Below is a set of records; print all of them exactly as written.

━━ Exercise material

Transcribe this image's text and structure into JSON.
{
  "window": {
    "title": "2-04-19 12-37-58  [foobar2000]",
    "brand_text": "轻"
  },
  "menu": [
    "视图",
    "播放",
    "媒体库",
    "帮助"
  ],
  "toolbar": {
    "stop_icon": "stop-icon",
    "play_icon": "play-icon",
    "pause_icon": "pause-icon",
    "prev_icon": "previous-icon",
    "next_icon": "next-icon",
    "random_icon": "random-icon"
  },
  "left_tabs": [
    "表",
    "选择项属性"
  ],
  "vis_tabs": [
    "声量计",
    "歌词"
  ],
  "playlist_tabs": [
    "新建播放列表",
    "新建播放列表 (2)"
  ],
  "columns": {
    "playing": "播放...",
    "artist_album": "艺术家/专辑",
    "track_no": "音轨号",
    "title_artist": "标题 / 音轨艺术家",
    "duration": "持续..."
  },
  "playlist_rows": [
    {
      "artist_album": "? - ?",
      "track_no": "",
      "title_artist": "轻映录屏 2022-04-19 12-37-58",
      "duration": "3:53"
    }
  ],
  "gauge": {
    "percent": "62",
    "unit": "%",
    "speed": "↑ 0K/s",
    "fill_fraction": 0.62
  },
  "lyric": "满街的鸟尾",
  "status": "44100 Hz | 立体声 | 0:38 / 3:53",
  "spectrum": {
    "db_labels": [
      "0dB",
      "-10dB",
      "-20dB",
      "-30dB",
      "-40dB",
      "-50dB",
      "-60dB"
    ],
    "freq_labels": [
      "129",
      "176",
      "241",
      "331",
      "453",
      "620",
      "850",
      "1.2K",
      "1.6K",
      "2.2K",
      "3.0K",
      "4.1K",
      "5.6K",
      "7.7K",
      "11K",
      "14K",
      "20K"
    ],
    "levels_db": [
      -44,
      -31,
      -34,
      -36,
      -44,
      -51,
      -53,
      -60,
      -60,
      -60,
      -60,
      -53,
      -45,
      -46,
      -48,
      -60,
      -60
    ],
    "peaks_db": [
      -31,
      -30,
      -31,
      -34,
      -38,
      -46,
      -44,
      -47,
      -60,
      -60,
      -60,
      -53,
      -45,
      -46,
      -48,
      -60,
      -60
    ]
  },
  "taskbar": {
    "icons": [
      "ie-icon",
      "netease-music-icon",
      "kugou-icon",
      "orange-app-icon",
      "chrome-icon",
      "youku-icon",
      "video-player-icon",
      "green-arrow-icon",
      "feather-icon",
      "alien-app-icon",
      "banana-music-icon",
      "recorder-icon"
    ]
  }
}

━━━━

## Written reply
Transcribe this image's text and structure into JSON.
{
  "window": {
    "title": "2-04-19 12-37-58  [foobar2000]",
    "brand_text": "轻"
  },
  "menu": [
    "视图",
    "播放",
    "媒体库",
    "帮助"
  ],
  "toolbar": {
    "stop_icon": "stop-icon",
    "play_icon": "play-icon",
    "pause_icon": "pause-icon",
    "prev_icon": "previous-icon",
    "next_icon": "next-icon",
    "random_icon": "random-icon"
  },
  "left_tabs": [
    "表",
    "选择项属性"
  ],
  "vis_tabs": [
    "声量计",
    "歌词"
  ],
  "playlist_tabs": [
    "新建播放列表",
    "新建播放列表 (2)"
  ],
  "columns": {
    "playing": "播放...",
    "artist_album": "艺术家/专辑",
    "track_no": "音轨号",
    "title_artist": "标题 / 音轨艺术家",
    "duration": "持续..."
  },
  "playlist_rows": [
    {
      "artist_album": "? - ?",
      "track_no": "",
      "title_artist": "轻映录屏 2022-04-19 12-37-58",
      "duration": "3:53"
    }
  ],
  "gauge": {
    "percent": "62",
    "unit": "%",
    "speed": "↑ 0K/s",
    "fill_fraction": 0.62
  },
  "lyric": "满街的鸟尾",
  "status": "44100 Hz | 立体声 | 0:38 / 3:53",
  "spectrum": {
    "db_labels": [
      "0dB",
      "-10dB",
      "-20dB",
      "-30dB",
      "-40dB",
      "-50dB",
      "-60dB"
    ],
    "freq_labels": [
      "129",
      "176",
      "241",
      "331",
      "453",
      "620",
      "850",
      "1.2K",
      "1.6K",
      "2.2K",
      "3.0K",
      "4.1K",
      "5.6K",
      "7.7K",
      "11K",
      "14K",
      "20K"
    ],
    "levels_db": [
      -44,
      -31,
      -34,
      -36,
      -44,
      -51,
      -53,
      -60,
      -60,
      -60,
      -60,
      -53,
      -45,
      -46,
      -48,
      -60,
      -60
    ],
    "peaks_db": [
      -31,
      -30,
      -31,
      -34,
      -38,
      -46,
      -44,
      -47,
      -60,
      -60,
      -60,
      -53,
      -45,
      -46,
      -48,
      -60,
      -60
    ]
  },
  "taskbar": {
    "icons": [
      "ie-icon",
      "netease-music-icon",
      "kugou-icon",
      "orange-app-icon",
      "chrome-icon",
      "youku-icon",
      "video-player-icon",
      "green-arrow-icon",
      "feather-icon",
      "alien-app-icon",
      "banana-music-icon",
      "recorder-icon"
    ]
  }
}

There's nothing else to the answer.